Give the number of lines in this listing that hold "free". No other words belong in the reply.
________________________________________
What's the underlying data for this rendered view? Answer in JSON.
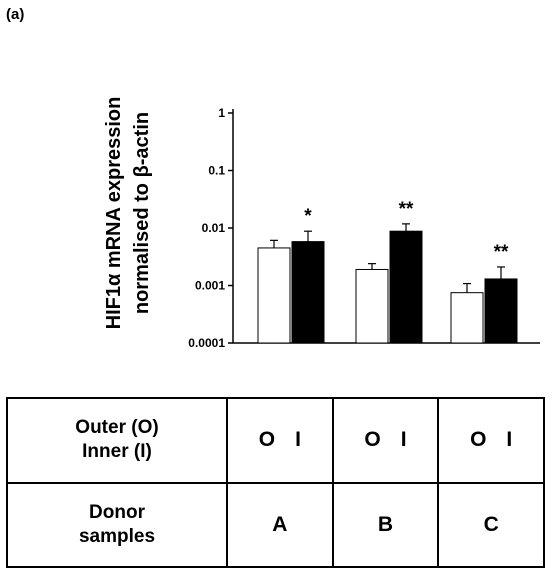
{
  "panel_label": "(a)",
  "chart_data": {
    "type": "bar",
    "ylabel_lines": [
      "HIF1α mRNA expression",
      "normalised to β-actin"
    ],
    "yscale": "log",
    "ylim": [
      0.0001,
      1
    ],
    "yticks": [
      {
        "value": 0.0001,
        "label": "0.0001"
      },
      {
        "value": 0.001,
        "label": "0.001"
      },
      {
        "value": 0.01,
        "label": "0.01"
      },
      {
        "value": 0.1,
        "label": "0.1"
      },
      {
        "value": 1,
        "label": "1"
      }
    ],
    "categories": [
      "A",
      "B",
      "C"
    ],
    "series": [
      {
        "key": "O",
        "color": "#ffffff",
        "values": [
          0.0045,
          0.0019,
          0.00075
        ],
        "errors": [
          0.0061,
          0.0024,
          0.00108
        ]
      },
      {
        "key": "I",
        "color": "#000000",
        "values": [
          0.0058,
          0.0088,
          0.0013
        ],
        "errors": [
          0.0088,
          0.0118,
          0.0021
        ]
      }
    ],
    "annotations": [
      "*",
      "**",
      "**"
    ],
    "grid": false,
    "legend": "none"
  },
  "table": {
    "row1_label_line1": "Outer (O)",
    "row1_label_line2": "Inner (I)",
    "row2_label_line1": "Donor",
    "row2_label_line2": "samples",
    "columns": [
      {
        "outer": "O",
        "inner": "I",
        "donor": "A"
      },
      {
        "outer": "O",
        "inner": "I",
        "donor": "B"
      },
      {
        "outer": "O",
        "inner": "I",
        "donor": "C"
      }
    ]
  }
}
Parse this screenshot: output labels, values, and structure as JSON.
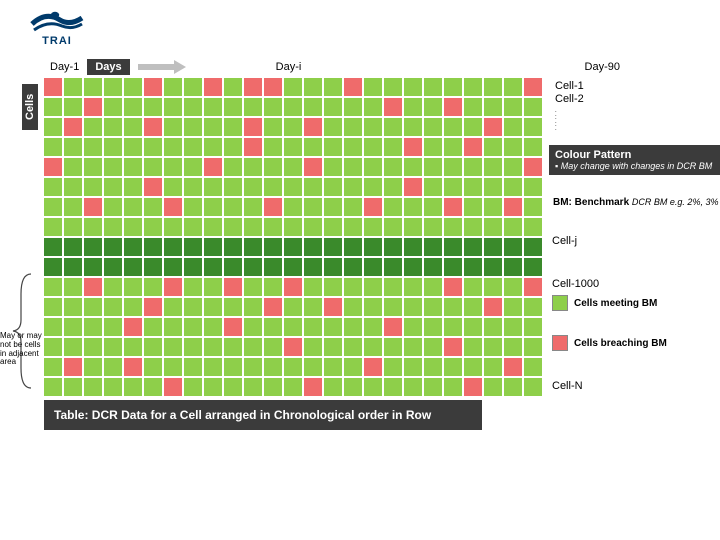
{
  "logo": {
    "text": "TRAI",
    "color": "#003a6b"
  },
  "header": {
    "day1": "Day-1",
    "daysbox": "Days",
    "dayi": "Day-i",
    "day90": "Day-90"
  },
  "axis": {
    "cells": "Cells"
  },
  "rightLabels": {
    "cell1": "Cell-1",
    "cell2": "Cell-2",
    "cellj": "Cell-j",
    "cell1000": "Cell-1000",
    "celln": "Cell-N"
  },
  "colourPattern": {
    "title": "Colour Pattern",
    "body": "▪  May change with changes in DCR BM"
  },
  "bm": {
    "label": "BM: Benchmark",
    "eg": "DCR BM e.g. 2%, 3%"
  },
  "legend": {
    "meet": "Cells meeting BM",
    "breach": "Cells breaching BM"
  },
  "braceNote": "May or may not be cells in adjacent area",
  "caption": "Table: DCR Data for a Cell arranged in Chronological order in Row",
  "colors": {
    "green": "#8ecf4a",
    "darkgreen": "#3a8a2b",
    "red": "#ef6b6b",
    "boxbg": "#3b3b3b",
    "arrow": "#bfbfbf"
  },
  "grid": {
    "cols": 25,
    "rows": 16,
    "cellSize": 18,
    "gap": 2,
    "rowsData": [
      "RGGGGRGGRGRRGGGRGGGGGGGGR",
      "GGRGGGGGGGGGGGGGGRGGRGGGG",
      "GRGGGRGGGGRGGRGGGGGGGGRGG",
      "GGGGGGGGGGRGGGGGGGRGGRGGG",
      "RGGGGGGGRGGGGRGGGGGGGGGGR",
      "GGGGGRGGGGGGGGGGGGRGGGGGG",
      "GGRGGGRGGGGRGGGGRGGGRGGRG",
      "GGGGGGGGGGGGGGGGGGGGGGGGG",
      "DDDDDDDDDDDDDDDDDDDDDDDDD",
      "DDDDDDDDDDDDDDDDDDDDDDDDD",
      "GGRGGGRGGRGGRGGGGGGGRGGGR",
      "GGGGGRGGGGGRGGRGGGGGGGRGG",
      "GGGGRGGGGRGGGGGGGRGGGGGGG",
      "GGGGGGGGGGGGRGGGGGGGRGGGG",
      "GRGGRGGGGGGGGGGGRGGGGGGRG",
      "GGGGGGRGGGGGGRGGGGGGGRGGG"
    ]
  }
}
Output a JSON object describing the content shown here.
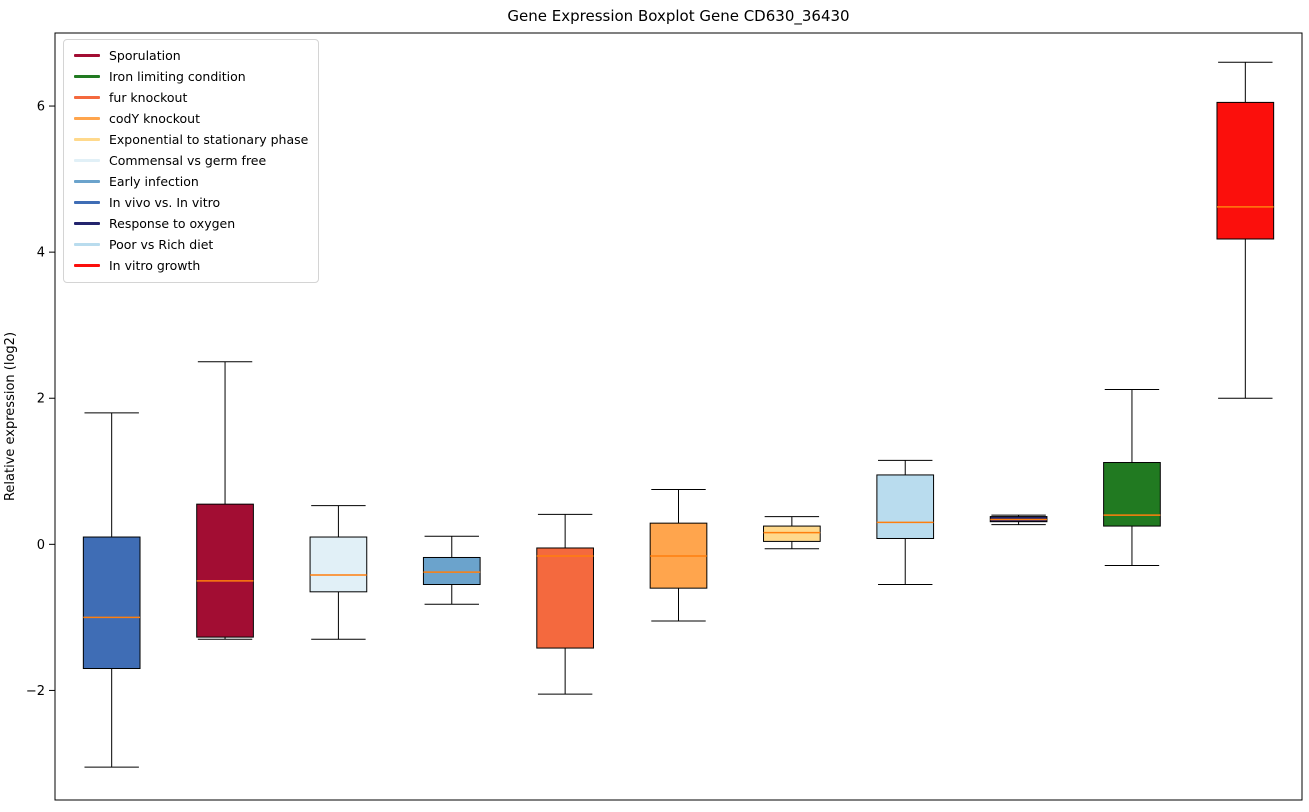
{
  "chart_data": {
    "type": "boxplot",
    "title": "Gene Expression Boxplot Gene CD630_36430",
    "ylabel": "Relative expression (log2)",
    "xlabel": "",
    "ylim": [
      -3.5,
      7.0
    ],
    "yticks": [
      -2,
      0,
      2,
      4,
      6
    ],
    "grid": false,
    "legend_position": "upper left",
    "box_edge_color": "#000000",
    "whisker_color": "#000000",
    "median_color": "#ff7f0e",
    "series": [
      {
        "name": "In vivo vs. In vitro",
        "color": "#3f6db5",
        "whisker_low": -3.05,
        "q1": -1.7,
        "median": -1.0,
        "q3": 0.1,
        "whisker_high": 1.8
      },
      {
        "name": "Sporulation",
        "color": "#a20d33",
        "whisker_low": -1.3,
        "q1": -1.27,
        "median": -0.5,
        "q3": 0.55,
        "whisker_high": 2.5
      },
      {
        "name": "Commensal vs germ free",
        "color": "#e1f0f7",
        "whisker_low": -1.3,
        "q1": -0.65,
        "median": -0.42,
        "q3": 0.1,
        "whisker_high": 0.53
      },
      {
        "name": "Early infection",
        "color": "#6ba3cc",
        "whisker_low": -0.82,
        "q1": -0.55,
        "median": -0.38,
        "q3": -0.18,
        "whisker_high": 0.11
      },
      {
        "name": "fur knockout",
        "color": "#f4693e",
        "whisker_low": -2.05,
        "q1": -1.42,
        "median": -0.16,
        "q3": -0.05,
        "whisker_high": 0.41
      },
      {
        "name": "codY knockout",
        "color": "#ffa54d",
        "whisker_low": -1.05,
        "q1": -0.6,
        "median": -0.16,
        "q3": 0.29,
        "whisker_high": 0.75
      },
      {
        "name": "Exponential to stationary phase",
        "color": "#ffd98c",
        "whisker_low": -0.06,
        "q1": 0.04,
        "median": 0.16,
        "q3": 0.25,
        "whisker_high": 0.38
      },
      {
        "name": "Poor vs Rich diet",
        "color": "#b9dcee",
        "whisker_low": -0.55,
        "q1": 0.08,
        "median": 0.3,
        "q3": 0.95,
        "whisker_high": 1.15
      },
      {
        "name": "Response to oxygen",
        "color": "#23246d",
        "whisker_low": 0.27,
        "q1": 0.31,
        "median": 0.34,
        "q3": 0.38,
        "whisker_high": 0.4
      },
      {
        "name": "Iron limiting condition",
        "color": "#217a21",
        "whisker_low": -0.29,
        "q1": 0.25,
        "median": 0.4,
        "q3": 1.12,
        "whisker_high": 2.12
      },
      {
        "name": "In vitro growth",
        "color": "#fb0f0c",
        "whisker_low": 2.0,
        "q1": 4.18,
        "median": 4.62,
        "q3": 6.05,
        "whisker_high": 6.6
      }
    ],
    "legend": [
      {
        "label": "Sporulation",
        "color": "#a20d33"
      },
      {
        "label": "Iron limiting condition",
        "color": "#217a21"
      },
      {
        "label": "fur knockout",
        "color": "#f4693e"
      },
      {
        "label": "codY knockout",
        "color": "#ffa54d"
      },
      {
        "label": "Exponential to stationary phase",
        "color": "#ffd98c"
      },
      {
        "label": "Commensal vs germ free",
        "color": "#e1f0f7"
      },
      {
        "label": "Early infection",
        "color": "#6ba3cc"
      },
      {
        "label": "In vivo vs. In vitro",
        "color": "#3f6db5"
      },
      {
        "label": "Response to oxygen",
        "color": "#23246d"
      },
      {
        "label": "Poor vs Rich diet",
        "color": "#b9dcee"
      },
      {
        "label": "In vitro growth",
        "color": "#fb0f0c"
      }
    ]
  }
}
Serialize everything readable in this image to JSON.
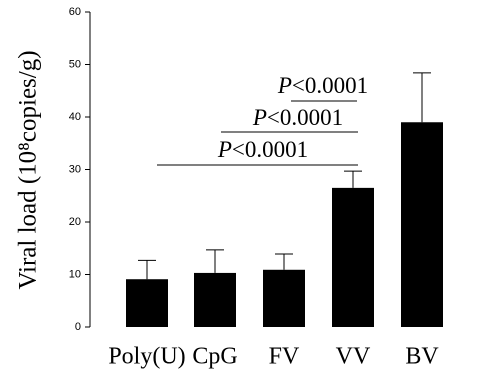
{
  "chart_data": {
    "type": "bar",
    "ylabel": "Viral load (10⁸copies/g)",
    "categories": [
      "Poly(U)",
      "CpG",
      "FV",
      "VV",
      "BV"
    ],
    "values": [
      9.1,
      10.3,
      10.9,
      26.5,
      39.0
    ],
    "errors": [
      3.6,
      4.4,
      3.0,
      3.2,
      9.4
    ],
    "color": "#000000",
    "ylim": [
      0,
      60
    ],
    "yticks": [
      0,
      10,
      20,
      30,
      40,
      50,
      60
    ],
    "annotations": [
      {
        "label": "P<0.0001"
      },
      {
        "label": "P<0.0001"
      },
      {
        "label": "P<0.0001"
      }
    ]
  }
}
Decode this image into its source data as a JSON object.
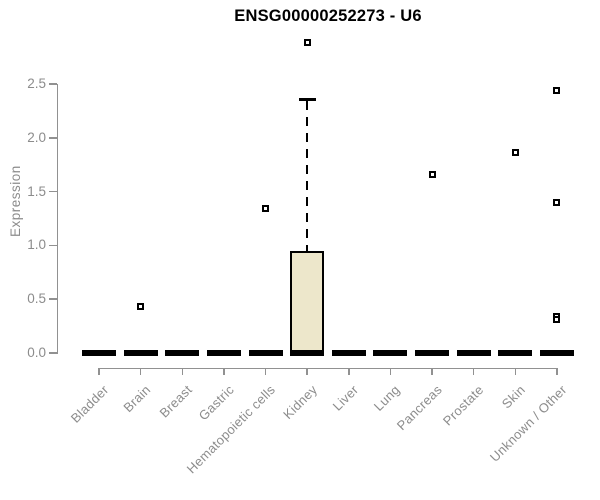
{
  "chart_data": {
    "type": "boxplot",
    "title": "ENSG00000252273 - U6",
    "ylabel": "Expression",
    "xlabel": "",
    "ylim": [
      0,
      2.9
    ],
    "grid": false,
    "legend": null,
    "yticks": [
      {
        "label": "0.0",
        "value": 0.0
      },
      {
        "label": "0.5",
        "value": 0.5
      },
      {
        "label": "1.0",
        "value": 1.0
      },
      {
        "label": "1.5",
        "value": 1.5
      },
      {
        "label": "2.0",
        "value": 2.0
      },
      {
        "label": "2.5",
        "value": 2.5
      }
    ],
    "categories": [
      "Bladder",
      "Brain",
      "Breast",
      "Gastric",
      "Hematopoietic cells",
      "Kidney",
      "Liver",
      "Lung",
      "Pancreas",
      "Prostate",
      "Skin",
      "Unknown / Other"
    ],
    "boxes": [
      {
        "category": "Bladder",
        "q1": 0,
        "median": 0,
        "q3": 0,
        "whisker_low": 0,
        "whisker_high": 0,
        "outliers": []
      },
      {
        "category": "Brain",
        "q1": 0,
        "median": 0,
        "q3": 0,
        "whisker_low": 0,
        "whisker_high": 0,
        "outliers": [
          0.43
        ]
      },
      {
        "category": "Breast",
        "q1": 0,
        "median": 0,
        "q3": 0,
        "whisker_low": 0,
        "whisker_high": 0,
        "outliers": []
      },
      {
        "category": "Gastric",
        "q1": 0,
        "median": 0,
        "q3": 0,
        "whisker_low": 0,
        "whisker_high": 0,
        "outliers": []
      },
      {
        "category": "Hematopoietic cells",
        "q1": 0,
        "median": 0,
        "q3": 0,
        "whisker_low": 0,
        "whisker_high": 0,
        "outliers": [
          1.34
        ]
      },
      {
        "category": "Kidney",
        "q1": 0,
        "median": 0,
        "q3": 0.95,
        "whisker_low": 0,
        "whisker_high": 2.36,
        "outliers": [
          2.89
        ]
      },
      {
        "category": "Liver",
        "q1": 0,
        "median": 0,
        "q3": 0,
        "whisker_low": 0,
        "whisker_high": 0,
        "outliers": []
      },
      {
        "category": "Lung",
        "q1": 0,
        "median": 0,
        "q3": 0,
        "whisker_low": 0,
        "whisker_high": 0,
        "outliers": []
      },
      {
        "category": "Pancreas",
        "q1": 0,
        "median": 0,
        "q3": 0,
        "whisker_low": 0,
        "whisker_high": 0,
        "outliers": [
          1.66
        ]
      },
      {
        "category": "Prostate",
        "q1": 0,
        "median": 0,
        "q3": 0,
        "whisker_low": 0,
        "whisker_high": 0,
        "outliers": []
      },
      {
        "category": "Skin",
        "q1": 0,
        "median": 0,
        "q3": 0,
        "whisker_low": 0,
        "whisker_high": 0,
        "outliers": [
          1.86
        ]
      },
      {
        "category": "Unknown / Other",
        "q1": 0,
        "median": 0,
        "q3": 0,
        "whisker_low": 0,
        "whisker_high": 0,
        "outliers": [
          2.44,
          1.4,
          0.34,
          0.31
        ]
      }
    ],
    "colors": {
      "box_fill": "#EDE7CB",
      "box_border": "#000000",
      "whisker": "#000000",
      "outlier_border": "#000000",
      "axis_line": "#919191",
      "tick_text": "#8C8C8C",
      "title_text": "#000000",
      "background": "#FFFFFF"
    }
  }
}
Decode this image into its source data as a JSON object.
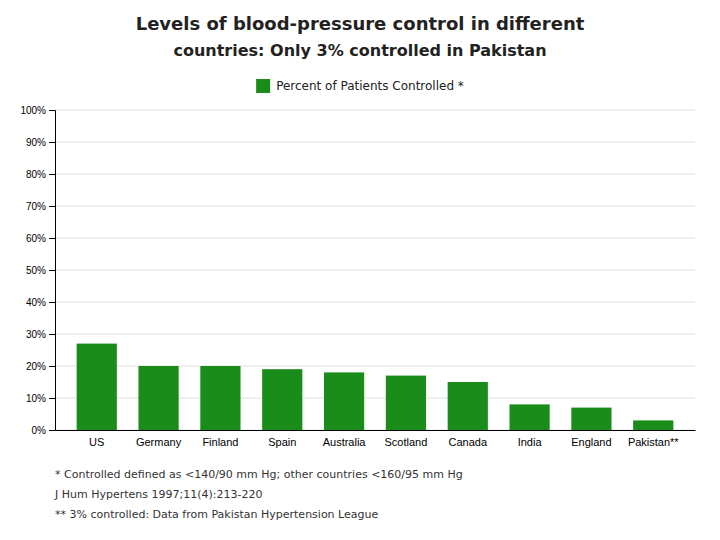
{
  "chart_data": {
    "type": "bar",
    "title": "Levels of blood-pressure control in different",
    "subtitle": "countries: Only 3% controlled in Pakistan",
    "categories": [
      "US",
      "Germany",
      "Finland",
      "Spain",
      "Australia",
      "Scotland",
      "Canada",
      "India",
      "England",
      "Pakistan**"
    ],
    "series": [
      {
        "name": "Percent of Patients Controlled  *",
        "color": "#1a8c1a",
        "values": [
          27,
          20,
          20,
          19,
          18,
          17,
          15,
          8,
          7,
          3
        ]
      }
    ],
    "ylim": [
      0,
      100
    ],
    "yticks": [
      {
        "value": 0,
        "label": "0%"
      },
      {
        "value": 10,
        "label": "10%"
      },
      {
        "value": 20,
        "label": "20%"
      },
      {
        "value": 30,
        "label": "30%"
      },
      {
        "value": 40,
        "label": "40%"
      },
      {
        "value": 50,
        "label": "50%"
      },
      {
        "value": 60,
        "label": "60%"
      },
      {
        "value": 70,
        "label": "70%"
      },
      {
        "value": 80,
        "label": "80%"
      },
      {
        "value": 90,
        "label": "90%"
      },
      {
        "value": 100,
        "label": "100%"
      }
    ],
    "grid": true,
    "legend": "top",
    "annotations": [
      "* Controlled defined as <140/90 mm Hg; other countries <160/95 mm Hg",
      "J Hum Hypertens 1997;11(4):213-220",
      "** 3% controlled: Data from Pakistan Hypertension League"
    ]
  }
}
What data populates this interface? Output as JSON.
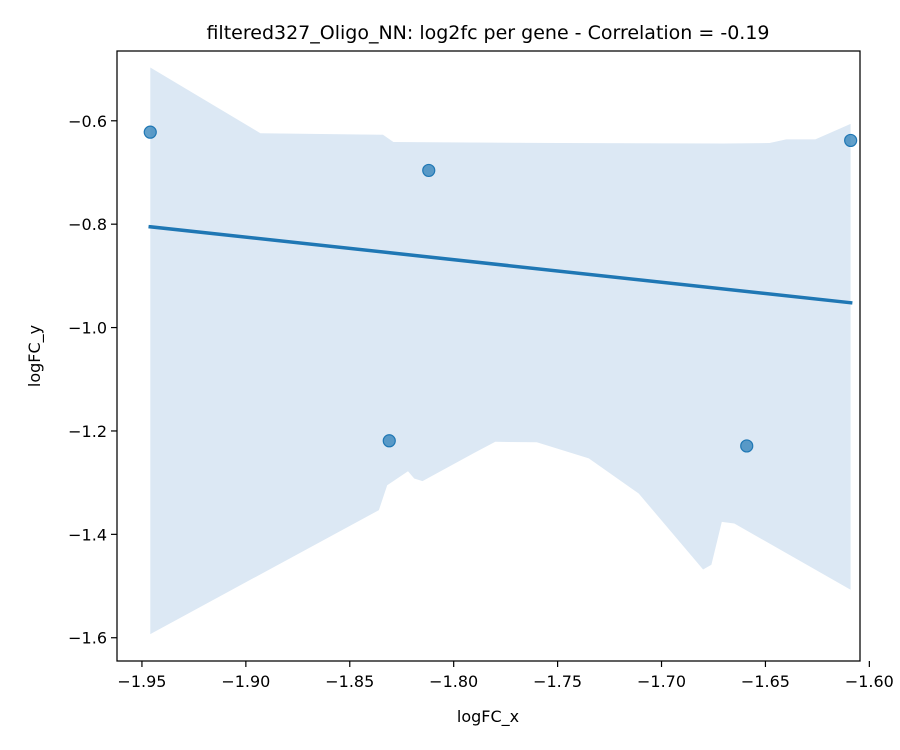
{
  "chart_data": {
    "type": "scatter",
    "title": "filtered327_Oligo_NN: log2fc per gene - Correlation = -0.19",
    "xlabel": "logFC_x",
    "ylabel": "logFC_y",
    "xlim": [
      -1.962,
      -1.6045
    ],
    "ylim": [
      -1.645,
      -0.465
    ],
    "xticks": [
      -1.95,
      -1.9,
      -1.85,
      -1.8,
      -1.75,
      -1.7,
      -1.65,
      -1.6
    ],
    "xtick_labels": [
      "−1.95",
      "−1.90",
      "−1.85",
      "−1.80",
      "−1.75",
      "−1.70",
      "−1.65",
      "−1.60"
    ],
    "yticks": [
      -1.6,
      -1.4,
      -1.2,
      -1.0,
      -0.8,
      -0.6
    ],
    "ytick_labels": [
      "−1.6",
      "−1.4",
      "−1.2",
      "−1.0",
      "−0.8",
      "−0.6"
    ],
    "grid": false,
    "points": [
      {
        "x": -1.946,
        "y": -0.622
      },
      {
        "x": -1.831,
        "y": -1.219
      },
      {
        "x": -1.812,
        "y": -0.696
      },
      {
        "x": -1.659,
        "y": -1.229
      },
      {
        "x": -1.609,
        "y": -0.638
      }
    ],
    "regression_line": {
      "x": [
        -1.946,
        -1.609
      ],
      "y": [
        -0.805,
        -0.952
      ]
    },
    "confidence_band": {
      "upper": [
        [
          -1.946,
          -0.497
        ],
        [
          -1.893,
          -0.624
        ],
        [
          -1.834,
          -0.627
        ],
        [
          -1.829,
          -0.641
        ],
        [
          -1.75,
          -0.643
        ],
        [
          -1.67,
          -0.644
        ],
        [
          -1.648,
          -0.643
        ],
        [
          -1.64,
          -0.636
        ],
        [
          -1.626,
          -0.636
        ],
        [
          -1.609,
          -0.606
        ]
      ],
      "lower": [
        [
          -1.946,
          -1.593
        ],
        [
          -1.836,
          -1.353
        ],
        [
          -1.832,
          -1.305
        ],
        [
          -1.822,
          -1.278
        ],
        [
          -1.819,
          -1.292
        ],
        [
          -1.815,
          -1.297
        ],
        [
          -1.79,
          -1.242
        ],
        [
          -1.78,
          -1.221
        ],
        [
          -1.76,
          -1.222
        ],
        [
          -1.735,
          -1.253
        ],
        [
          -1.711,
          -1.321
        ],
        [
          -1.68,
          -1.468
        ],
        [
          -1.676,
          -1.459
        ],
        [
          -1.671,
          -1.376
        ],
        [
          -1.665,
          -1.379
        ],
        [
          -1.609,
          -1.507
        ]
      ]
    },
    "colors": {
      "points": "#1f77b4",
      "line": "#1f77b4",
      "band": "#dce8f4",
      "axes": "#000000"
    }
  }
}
________________________________________
■ Solution to the problem:
2